#### Exercise aim:
Return every line below in which "officers" appears.

#### Data listing:

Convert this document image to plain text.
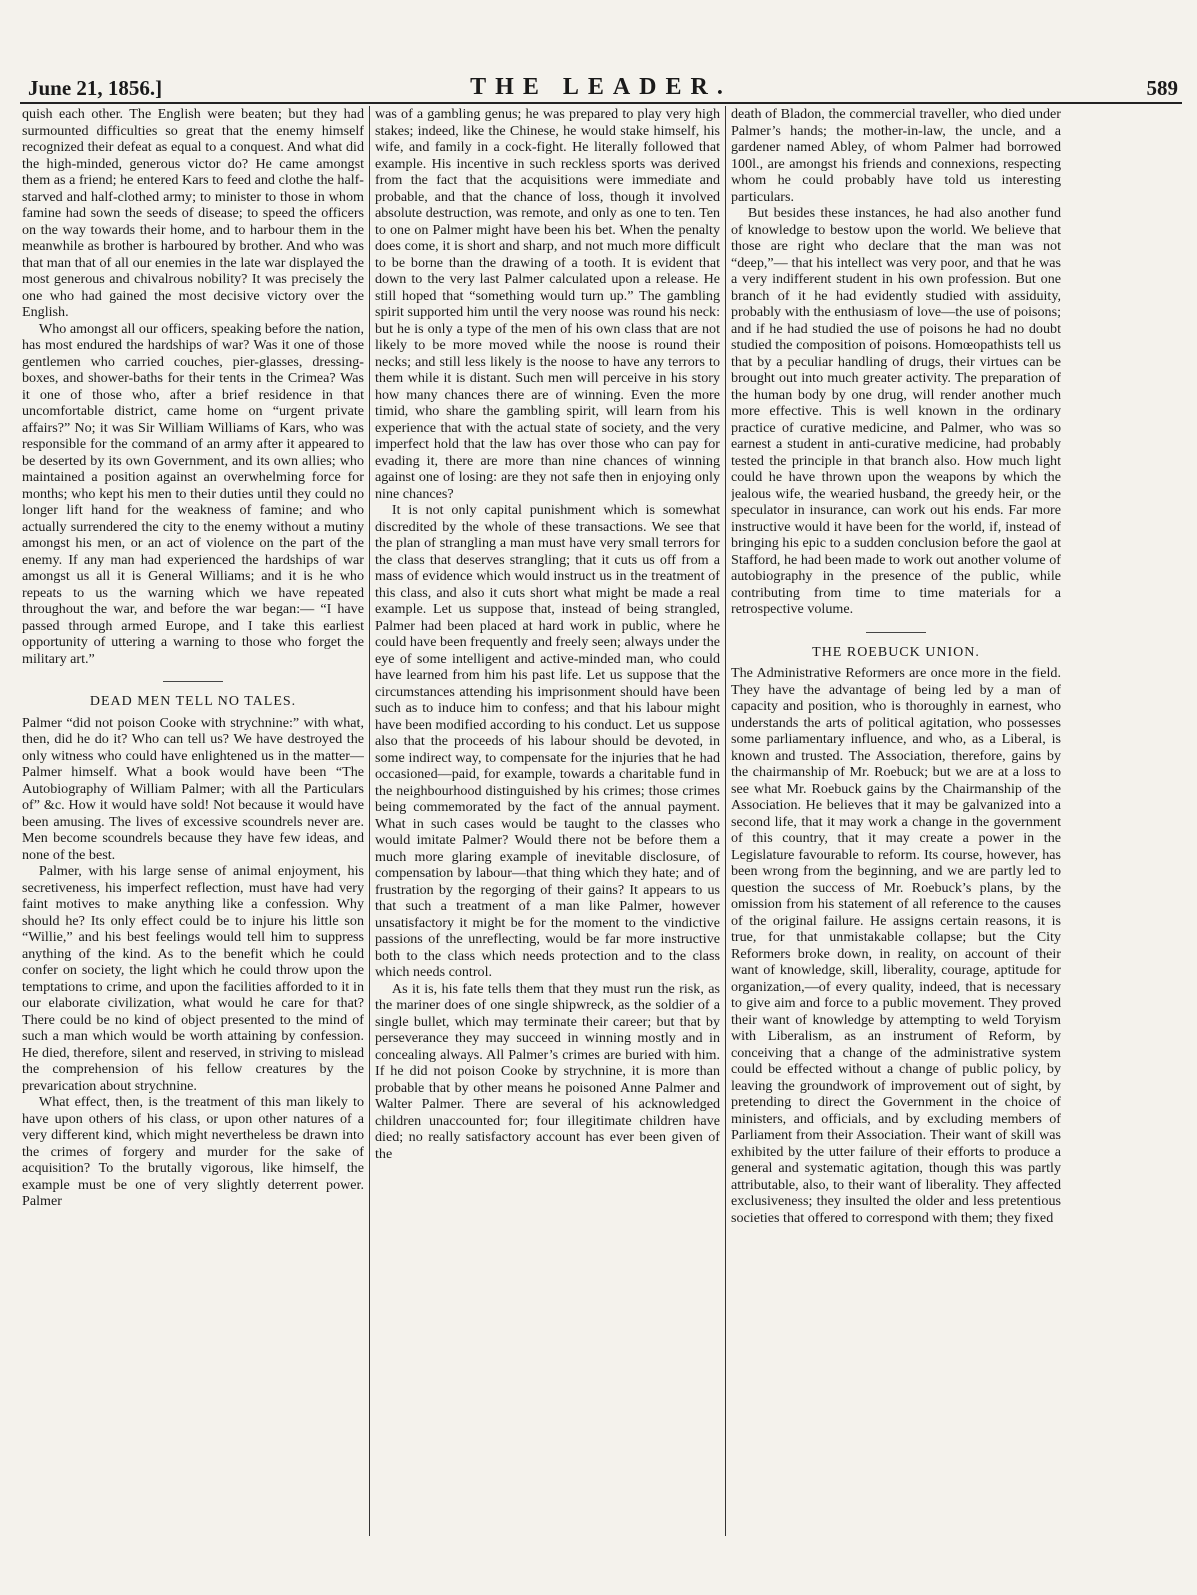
June 21, 1856.]	THE LEADER.	589

quish each other. The English were beaten; but they had surmounted difficulties so great that the enemy himself recognized their defeat as equal to a conquest. And what did the high-minded, generous victor do? He came amongst them as a friend; he entered Kars to feed and clothe the half-starved and half-clothed army; to minister to those in whom famine had sown the seeds of disease; to speed the officers on the way towards their home, and to harbour them in the meanwhile as brother is harboured by brother. And who was that man that of all our enemies in the late war displayed the most generous and chivalrous nobility? It was precisely the one who had gained the most decisive victory over the English.

Who amongst all our officers, speaking before the nation, has most endured the hardships of war? Was it one of those gentlemen who carried couches, pier-glasses, dressing-boxes, and shower-baths for their tents in the Crimea? Was it one of those who, after a brief residence in that uncomfortable district, came home on “urgent private affairs?” No; it was Sir William Williams of Kars, who was responsible for the command of an army after it appeared to be deserted by its own Government, and its own allies; who maintained a position against an overwhelming force for months; who kept his men to their duties until they could no longer lift hand for the weakness of famine; and who actually surrendered the city to the enemy without a mutiny amongst his men, or an act of violence on the part of the enemy. If any man had experienced the hardships of war amongst us all it is General Williams; and it is he who repeats to us the warning which we have repeated throughout the war, and before the war began:— “I have passed through armed Europe, and I take this earliest opportunity of uttering a warning to those who forget the military art.”

DEAD MEN TELL NO TALES.

Palmer “did not poison Cooke with strychnine:” with what, then, did he do it? Who can tell us? We have destroyed the only witness who could have enlightened us in the matter—Palmer himself. What a book would have been “The Autobiography of William Palmer; with all the Particulars of” &c. How it would have sold! Not because it would have been amusing. The lives of excessive scoundrels never are. Men become scoundrels because they have few ideas, and none of the best.

Palmer, with his large sense of animal enjoyment, his secretiveness, his imperfect reflection, must have had very faint motives to make anything like a confession. Why should he? Its only effect could be to injure his little son “Willie,” and his best feelings would tell him to suppress anything of the kind. As to the benefit which he could confer on society, the light which he could throw upon the temptations to crime, and upon the facilities afforded to it in our elaborate civilization, what would he care for that? There could be no kind of object presented to the mind of such a man which would be worth attaining by confession. He died, therefore, silent and reserved, in striving to mislead the comprehension of his fellow creatures by the prevarication about strychnine.

What effect, then, is the treatment of this man likely to have upon others of his class, or upon other natures of a very different kind, which might nevertheless be drawn into the crimes of forgery and murder for the sake of acquisition? To the brutally vigorous, like himself, the example must be one of very slightly deterrent power. Palmer

was of a gambling genus; he was prepared to play very high stakes; indeed, like the Chinese, he would stake himself, his wife, and family in a cock-fight. He literally followed that example. His incentive in such reckless sports was derived from the fact that the acquisitions were immediate and probable, and that the chance of loss, though it involved absolute destruction, was remote, and only as one to ten. Ten to one on Palmer might have been his bet. When the penalty does come, it is short and sharp, and not much more difficult to be borne than the drawing of a tooth. It is evident that down to the very last Palmer calculated upon a release. He still hoped that “something would turn up.” The gambling spirit supported him until the very noose was round his neck: but he is only a type of the men of his own class that are not likely to be more moved while the noose is round their necks; and still less likely is the noose to have any terrors to them while it is distant. Such men will perceive in his story how many chances there are of winning. Even the more timid, who share the gambling spirit, will learn from his experience that with the actual state of society, and the very imperfect hold that the law has over those who can pay for evading it, there are more than nine chances of winning against one of losing: are they not safe then in enjoying only nine chances?

It is not only capital punishment which is somewhat discredited by the whole of these transactions. We see that the plan of strangling a man must have very small terrors for the class that deserves strangling; that it cuts us off from a mass of evidence which would instruct us in the treatment of this class, and also it cuts short what might be made a real example. Let us suppose that, instead of being strangled, Palmer had been placed at hard work in public, where he could have been frequently and freely seen; always under the eye of some intelligent and active-minded man, who could have learned from him his past life. Let us suppose that the circumstances attending his imprisonment should have been such as to induce him to confess; and that his labour might have been modified according to his conduct. Let us suppose also that the proceeds of his labour should be devoted, in some indirect way, to compensate for the injuries that he had occasioned—paid, for example, towards a charitable fund in the neighbourhood distinguished by his crimes; those crimes being commemorated by the fact of the annual payment. What in such cases would be taught to the classes who would imitate Palmer? Would there not be before them a much more glaring example of inevitable disclosure, of compensation by labour—that thing which they hate; and of frustration by the regorging of their gains? It appears to us that such a treatment of a man like Palmer, however unsatisfactory it might be for the moment to the vindictive passions of the unreflecting, would be far more instructive both to the class which needs protection and to the class which needs control.

As it is, his fate tells them that they must run the risk, as the mariner does of one single shipwreck, as the soldier of a single bullet, which may terminate their career; but that by perseverance they may succeed in winning mostly and in concealing always. All Palmer’s crimes are buried with him. If he did not poison Cooke by strychnine, it is more than probable that by other means he poisoned Anne Palmer and Walter Palmer. There are several of his acknowledged children unaccounted for; four illegitimate children have died; no really satisfactory account has ever been given of the

death of Bladon, the commercial traveller, who died under Palmer’s hands; the mother-in-law, the uncle, and a gardener named Abley, of whom Palmer had borrowed 100l., are amongst his friends and connexions, respecting whom he could probably have told us interesting particulars.

But besides these instances, he had also another fund of knowledge to bestow upon the world. We believe that those are right who declare that the man was not “deep,”— that his intellect was very poor, and that he was a very indifferent student in his own profession. But one branch of it he had evidently studied with assiduity, probably with the enthusiasm of love—the use of poisons; and if he had studied the use of poisons he had no doubt studied the composition of poisons. Homœopathists tell us that by a peculiar handling of drugs, their virtues can be brought out into much greater activity. The preparation of the human body by one drug, will render another much more effective. This is well known in the ordinary practice of curative medicine, and Palmer, who was so earnest a student in anti-curative medicine, had probably tested the principle in that branch also. How much light could he have thrown upon the weapons by which the jealous wife, the wearied husband, the greedy heir, or the speculator in insurance, can work out his ends. Far more instructive would it have been for the world, if, instead of bringing his epic to a sudden conclusion before the gaol at Stafford, he had been made to work out another volume of autobiography in the presence of the public, while contributing from time to time materials for a retrospective volume.

THE ROEBUCK UNION.

The Administrative Reformers are once more in the field. They have the advantage of being led by a man of capacity and position, who is thoroughly in earnest, who understands the arts of political agitation, who possesses some parliamentary influence, and who, as a Liberal, is known and trusted. The Association, therefore, gains by the chairmanship of Mr. Roebuck; but we are at a loss to see what Mr. Roebuck gains by the Chairmanship of the Association. He believes that it may be galvanized into a second life, that it may work a change in the government of this country, that it may create a power in the Legislature favourable to reform. Its course, however, has been wrong from the beginning, and we are partly led to question the success of Mr. Roebuck’s plans, by the omission from his statement of all reference to the causes of the original failure. He assigns certain reasons, it is true, for that unmistakable collapse; but the City Reformers broke down, in reality, on account of their want of knowledge, skill, liberality, courage, aptitude for organization,—of every quality, indeed, that is necessary to give aim and force to a public movement. They proved their want of knowledge by attempting to weld Toryism with Liberalism, as an instrument of Reform, by conceiving that a change of the administrative system could be effected without a change of public policy, by leaving the groundwork of improvement out of sight, by pretending to direct the Government in the choice of ministers, and officials, and by excluding members of Parliament from their Association. Their want of skill was exhibited by the utter failure of their efforts to produce a general and systematic agitation, though this was partly attributable, also, to their want of liberality. They affected exclusiveness; they insulted the older and less pretentious societies that offered to correspond with them; they fixed
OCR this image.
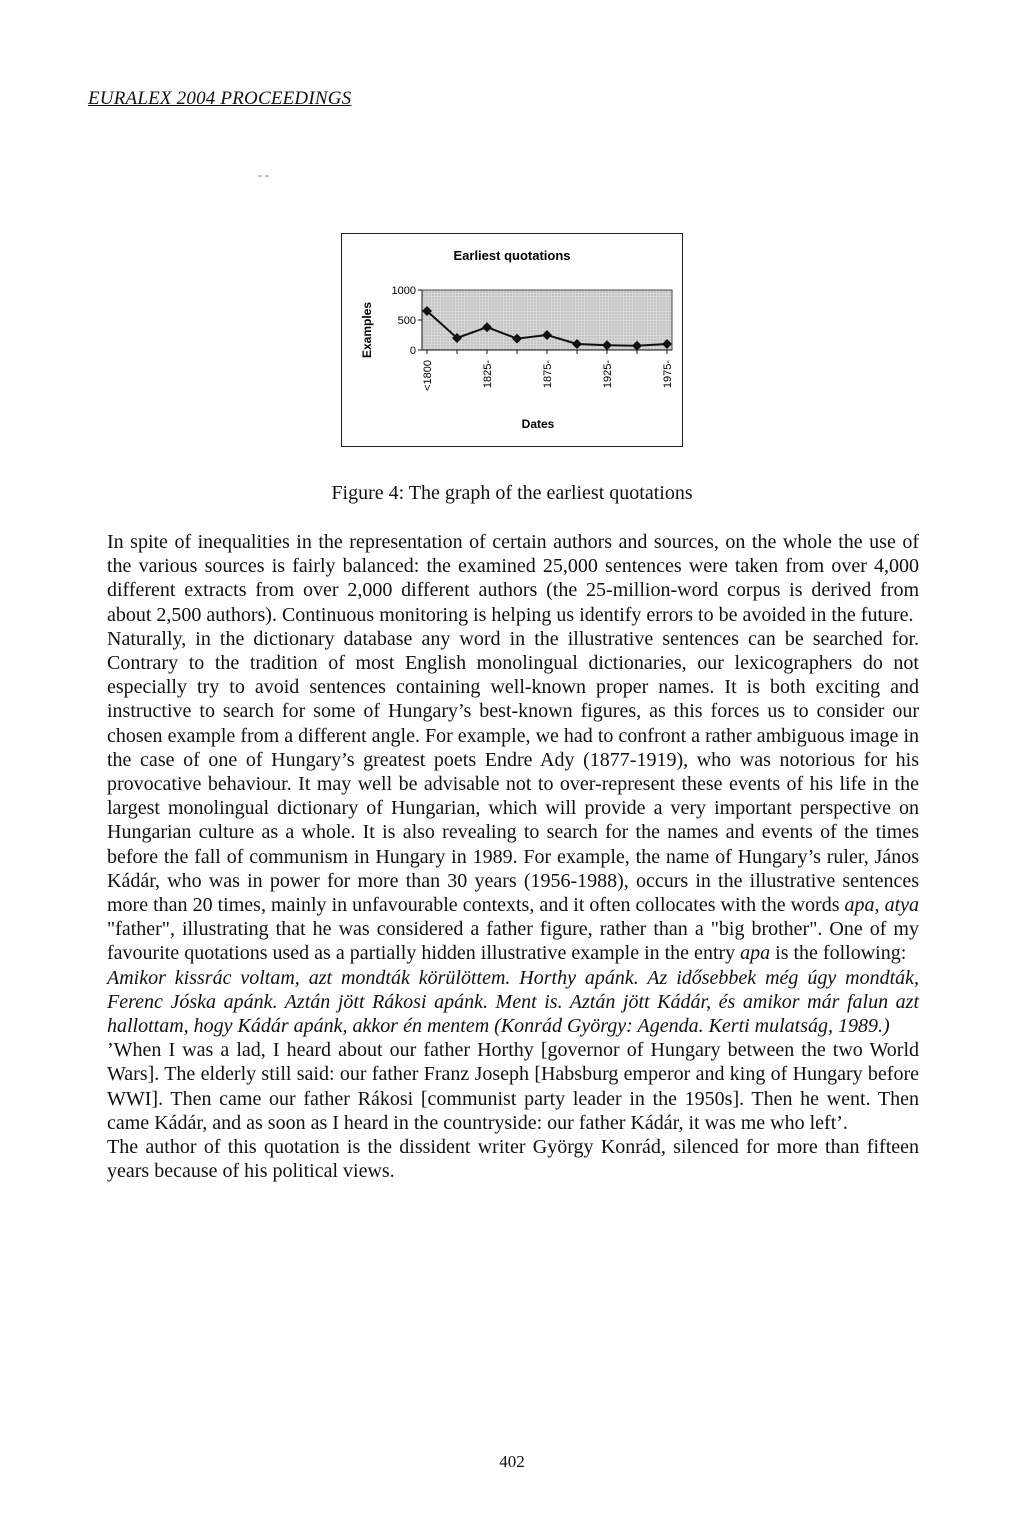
EURALEX 2004 PROCEEDINGS
- -
Earliest quotations
1000
500
0
<1800	1825-	1875-	1925-	1975-
Examples
Dates
Figure 4: The graph of the earliest quotations

In spite of inequalities in the representation of certain authors and sources, on the whole the use of the various sources is fairly balanced: the examined 25,000 sentences were taken from over 4,000 different extracts from over 2,000 different authors (the 25-million-word corpus is derived from about 2,500 authors). Continuous monitoring is helping us identify errors to be avoided in the future.

Naturally, in the dictionary database any word in the illustrative sentences can be searched for. Contrary to the tradition of most English monolingual dictionaries, our lexicographers do not especially try to avoid sentences containing well-known proper names. It is both exciting and instructive to search for some of Hungary’s best-known figures, as this forces us to consider our chosen example from a different angle. For example, we had to confront a rather ambiguous image in the case of one of Hungary’s greatest poets Endre Ady (1877-1919), who was notorious for his provocative behaviour. It may well be advisable not to over-represent these events of his life in the largest monolingual dictionary of Hungarian, which will provide a very important perspective on Hungarian culture as a whole. It is also revealing to search for the names and events of the times before the fall of communism in Hungary in 1989. For example, the name of Hungary’s ruler, János Kádár, who was in power for more than 30 years (1956-1988), occurs in the illustrative sentences more than 20 times, mainly in unfavourable contexts, and it often collocates with the words apa, atya "father", illustrating that he was considered a father figure, rather than a "big brother". One of my favourite quotations used as a partially hidden illustrative example in the entry apa is the following:

Amikor kissrác voltam, azt mondták körülöttem. Horthy apánk. Az idősebbek még úgy mondták, Ferenc Jóska apánk. Aztán jött Rákosi apánk. Ment is. Aztán jött Kádár, és amikor már falun azt hallottam, hogy Kádár apánk, akkor én mentem (Konrád György: Agenda. Kerti mulatság, 1989.)

’When I was a lad, I heard about our father Horthy [governor of Hungary between the two World Wars]. The elderly still said: our father Franz Joseph [Habsburg emperor and king of Hungary before WWI]. Then came our father Rákosi [communist party leader in the 1950s]. Then he went. Then came Kádár, and as soon as I heard in the countryside: our father Kádár, it was me who left’.

The author of this quotation is the dissident writer György Konrád, silenced for more than fifteen years because of his political views.

402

#### Expected answer:
quish each other. The English were beaten; but they had surmounted difficulties so great that the enemy himself recognized their defeat as equal to a conquest. And what did the high-minded, generous victor do? He came amongst them as a friend; he entered Kars to feed and clothe the half-starved and half-clothed army; to minister to those in whom famine had sown the seeds of disease; to speed the officers on the way towards their home, and to harbour them in the meanwhile as brother is harboured by brother. And who was that man that of all our enemies in the late war displayed the most generous and chivalrous nobility? It was precisely the one who had gained the most decisive victory over the English.
Who amongst all our officers, speaking before the nation, has most endured the hardships of war? Was it one of those gentlemen who carried couches, pier-glasses, dressing-boxes, and shower-baths for their tents in the Crimea? Was it one of those who, after a brief residence in that uncomfortable district, came home on “urgent private affairs?” No; it was Sir William Williams of Kars, who was responsible for the command of an army after it appeared to be deserted by its own Government, and its own allies; who maintained a position against an overwhelming force for months; who kept his men to their duties until they could no longer lift hand for the weakness of famine; and who actually surrendered the city to the enemy without a mutiny amongst his men, or an act of violence on the part of the enemy. If any man had experienced the hardships of war amongst us all it is General Williams; and it is he who repeats to us the warning which we have repeated throughout the war, and before the war began:— “I have passed through armed Europe, and I take this earliest opportunity of uttering a warning to those who forget the military art.”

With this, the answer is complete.